# WHAT IS ASKED
• 1. Do the following statements agree with the hosta shoot recipe below? Answer yes or no for each and quote the words from the recipe that decide it.
(a) The recipe makes 4 servings.
(b) The recipe is listed under Italian cuisine.
(c) The recipe calls for 2 tablespoons of cooking oil for searing.
• 2. Answer these questions from the hosta shoot recipe below.
(a) What amount of hosta shoots does the recipe use?
(b) Which courses is the dish listed under?
(c) Which ingredients does the first instruction say to combine?
• 3. Pick up the hosta shoot recipe below after its last line and write the rest of its instructions.

Seared hosta shoots marinated with soy, hot chilies, garlic and ginger, finished with fresh herbs, and toasted nuts make for a great spring appetizer or salad.
Prep Time10 mins
Cook Time5 mins
Marinating time30 mins
Course: Appetizer, Salad
Cuisine: American
Keyword: Hosta shoots, Hostas
Servings: 4

Ingredients

  • 8 oz hosta shoots
  • 1 tablespoon soy sauce or equivalent
  • 1 tablespoon or more toasted nuts or seeds of your choice
  • Pinch of hot chili
  • 2 tablespoons cooking oil for searing
  • Fresh lemon juice to taste
  • 2 tablespoons flavorful nut oil like toasted sesame, acorn, walnut, etc
  • 1 teaspoon maple syrup or equivalent
  • 1 small clove garlic grated
  • A few gratings of fresh ginger
  • Serving
  • Fresh herbs like cilantro Italian parsley, mint, chives, tarragon, or a combination, coarsely chopped

Instructions

  • Combine the maple, garlic, ginger and chili.

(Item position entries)
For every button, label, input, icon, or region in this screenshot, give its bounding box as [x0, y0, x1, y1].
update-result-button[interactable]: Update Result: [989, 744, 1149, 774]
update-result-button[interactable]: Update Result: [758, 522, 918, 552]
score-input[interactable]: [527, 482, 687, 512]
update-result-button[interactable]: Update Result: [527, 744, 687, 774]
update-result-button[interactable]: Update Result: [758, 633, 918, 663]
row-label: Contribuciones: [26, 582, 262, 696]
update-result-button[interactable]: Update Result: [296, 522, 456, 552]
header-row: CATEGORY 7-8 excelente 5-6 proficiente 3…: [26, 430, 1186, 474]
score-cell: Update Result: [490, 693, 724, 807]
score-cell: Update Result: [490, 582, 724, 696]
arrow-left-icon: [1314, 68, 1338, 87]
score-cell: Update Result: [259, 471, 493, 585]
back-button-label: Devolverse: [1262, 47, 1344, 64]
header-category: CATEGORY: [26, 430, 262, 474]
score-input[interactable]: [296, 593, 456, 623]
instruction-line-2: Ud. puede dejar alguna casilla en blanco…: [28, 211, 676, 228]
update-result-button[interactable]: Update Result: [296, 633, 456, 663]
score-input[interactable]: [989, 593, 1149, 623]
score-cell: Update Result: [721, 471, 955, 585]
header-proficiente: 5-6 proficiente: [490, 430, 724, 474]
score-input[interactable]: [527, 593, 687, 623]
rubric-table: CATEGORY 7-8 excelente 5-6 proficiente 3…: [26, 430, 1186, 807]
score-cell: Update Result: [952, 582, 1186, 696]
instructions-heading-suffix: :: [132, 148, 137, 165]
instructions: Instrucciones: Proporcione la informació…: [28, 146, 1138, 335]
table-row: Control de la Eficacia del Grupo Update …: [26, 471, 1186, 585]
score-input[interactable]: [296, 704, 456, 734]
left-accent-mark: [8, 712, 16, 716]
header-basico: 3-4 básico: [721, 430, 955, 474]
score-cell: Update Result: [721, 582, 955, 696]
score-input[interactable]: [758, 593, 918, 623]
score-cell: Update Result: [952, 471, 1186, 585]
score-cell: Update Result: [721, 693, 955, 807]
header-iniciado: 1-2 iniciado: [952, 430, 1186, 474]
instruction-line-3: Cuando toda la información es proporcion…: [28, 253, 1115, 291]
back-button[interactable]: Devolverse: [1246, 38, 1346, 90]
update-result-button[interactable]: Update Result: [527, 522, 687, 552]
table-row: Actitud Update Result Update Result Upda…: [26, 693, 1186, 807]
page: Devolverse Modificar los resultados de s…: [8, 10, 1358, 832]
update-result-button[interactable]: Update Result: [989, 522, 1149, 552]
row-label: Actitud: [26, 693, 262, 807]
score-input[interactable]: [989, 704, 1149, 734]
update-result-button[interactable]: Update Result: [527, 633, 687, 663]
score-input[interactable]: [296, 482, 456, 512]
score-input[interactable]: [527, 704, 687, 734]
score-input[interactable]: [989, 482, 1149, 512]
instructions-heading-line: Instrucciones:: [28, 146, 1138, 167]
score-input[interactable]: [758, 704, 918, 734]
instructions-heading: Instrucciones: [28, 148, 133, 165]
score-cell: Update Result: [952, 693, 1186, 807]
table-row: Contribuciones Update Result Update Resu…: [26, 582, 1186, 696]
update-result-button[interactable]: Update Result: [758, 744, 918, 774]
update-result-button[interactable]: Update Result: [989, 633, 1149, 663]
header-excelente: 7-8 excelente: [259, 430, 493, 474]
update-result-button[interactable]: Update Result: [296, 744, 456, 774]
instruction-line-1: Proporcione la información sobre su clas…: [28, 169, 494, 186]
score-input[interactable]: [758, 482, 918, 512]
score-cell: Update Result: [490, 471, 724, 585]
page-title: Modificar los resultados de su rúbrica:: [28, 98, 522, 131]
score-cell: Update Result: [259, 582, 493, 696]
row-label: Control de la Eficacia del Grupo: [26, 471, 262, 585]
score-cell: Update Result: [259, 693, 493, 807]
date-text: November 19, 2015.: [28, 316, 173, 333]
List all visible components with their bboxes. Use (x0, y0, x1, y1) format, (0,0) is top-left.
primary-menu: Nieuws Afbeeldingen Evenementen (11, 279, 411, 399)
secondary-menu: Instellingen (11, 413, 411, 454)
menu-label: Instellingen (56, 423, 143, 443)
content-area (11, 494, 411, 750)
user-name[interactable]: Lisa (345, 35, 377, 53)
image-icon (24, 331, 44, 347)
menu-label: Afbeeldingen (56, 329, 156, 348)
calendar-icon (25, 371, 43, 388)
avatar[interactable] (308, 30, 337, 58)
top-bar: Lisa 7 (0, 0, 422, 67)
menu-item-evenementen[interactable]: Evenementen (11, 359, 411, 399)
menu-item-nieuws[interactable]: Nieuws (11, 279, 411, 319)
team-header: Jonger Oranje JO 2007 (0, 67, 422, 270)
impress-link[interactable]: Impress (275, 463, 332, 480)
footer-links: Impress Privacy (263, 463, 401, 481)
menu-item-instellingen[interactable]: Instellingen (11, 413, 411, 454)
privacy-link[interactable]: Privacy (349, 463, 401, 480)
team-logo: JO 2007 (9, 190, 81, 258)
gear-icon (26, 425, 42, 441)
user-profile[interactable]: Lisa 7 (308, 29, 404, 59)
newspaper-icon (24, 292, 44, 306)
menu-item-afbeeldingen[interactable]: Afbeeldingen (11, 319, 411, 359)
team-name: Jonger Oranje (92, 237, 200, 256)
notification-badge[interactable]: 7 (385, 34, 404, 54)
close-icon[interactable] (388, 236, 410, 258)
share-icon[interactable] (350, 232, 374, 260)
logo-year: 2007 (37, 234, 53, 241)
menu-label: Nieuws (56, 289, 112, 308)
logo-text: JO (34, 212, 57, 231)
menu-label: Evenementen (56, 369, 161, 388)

# TASK RESULTS
• 1.
(a) Yes: "Servings: 4"
(b) No: "Cuisine: American"
(c) Yes: "2 tablespoons cooking oil for searing"

• 2.
(a) 8 oz
(b) Appetizer and salad
(c) The maple, garlic, ginger and chili

• 3.
  • Sear the hosta shoots on medium-high heat until deeply browned on one side, then flip and brown on the other side.
  • Add the soy, toss for a second or two to evaporate it and coat the hostas, then remove to a shallow dish like a pie plate to cool.
  • The shoots should still be a bit crunchy. Try your best to undercook them.
  • Drizzle the shoots with the oil mixture and and allow to sit for at least 30 minutes up to an hour, gently spooning the dressing that forms over them occasionally.
  • To serve the shoots, lay the shoots out on a plate with the tops facing in the same direction.
  • Season the juice left in the bowl with a dash of lemon juice to taste, then spoon over the shoots. Garnish with the nuts and other herbs if using and serve.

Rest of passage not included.